### Problem to solve
Determine how many lines include "conservation". Give the number and nothing else.

### Dataset extract
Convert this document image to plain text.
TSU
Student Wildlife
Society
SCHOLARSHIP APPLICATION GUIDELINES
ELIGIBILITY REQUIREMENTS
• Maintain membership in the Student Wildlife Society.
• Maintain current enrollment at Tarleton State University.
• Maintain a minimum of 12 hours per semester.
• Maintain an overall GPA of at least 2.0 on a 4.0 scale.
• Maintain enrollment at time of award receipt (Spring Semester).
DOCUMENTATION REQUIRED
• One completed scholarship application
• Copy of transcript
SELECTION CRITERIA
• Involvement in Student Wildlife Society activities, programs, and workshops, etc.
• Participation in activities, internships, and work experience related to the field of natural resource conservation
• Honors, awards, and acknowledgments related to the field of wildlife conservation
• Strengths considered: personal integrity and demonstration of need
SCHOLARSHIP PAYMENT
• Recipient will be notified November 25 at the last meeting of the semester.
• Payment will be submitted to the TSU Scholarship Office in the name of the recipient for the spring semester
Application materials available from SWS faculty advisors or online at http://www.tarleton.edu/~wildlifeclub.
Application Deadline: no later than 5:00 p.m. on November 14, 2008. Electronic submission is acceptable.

### Worked solution
2